**Exercise directions**:
Each line that includes the string "image" counts once; give the total and nothing else.

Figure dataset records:
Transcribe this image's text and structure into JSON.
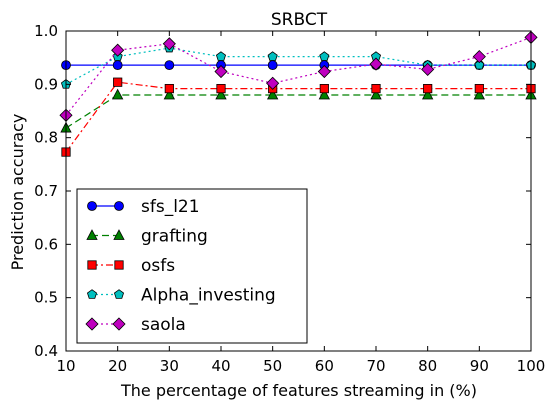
{
  "chart_data": {
    "type": "line",
    "title": "SRBCT",
    "xlabel": "The percentage of features streaming in (%)",
    "ylabel": "Prediction accuracy",
    "x": [
      10,
      20,
      30,
      40,
      50,
      60,
      70,
      80,
      90,
      100
    ],
    "xlim": [
      10,
      100
    ],
    "ylim": [
      0.4,
      1.0
    ],
    "xticks": [
      "10",
      "20",
      "30",
      "40",
      "50",
      "60",
      "70",
      "80",
      "90",
      "100"
    ],
    "yticks": [
      "0.4",
      "0.5",
      "0.6",
      "0.7",
      "0.8",
      "0.9",
      "1.0"
    ],
    "grid": false,
    "legend_position": "lower-left",
    "series": [
      {
        "name": "sfs_l21",
        "color": "#0000ff",
        "marker": "circle",
        "linestyle": "solid",
        "values": [
          0.936,
          0.936,
          0.936,
          0.936,
          0.936,
          0.936,
          0.936,
          0.936,
          0.936,
          0.936
        ]
      },
      {
        "name": "grafting",
        "color": "#008000",
        "marker": "triangle",
        "linestyle": "dashed",
        "values": [
          0.818,
          0.88,
          0.88,
          0.88,
          0.88,
          0.88,
          0.88,
          0.88,
          0.88,
          0.88
        ]
      },
      {
        "name": "osfs",
        "color": "#ff0000",
        "marker": "square",
        "linestyle": "dashdot",
        "values": [
          0.773,
          0.904,
          0.892,
          0.892,
          0.892,
          0.892,
          0.892,
          0.892,
          0.892,
          0.892
        ]
      },
      {
        "name": "Alpha_investing",
        "color": "#00bfbf",
        "marker": "pentagon",
        "linestyle": "dotted",
        "values": [
          0.9,
          0.952,
          0.968,
          0.952,
          0.952,
          0.952,
          0.952,
          0.936,
          0.936,
          0.936
        ]
      },
      {
        "name": "saola",
        "color": "#bf00bf",
        "marker": "diamond",
        "linestyle": "dotted",
        "values": [
          0.842,
          0.964,
          0.976,
          0.924,
          0.902,
          0.924,
          0.938,
          0.928,
          0.952,
          0.988
        ]
      }
    ]
  }
}
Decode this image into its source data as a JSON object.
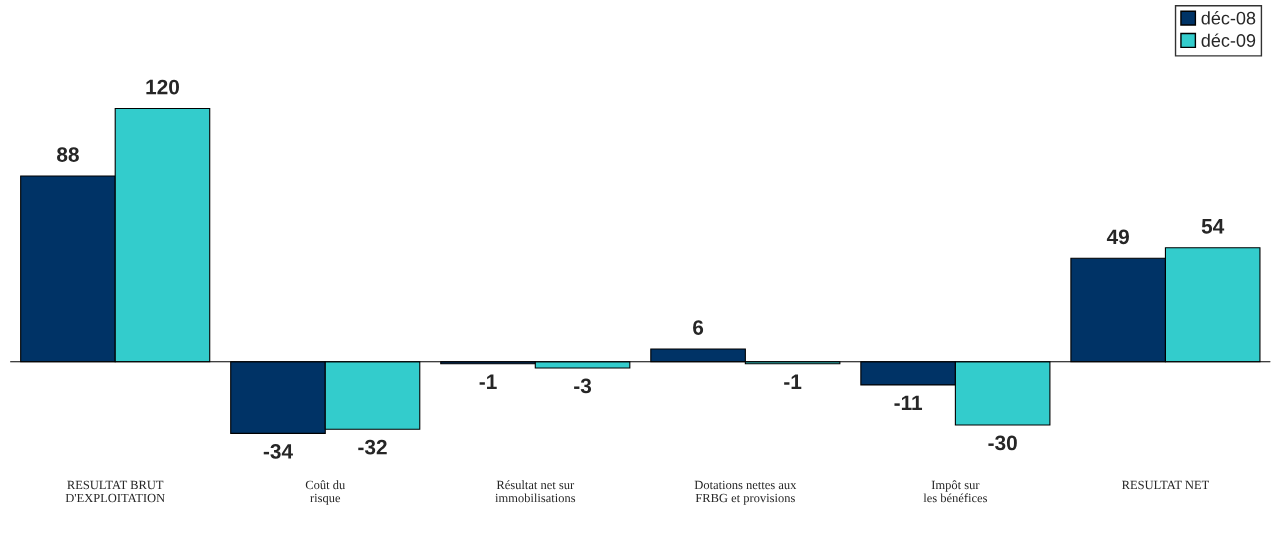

**The output**:
2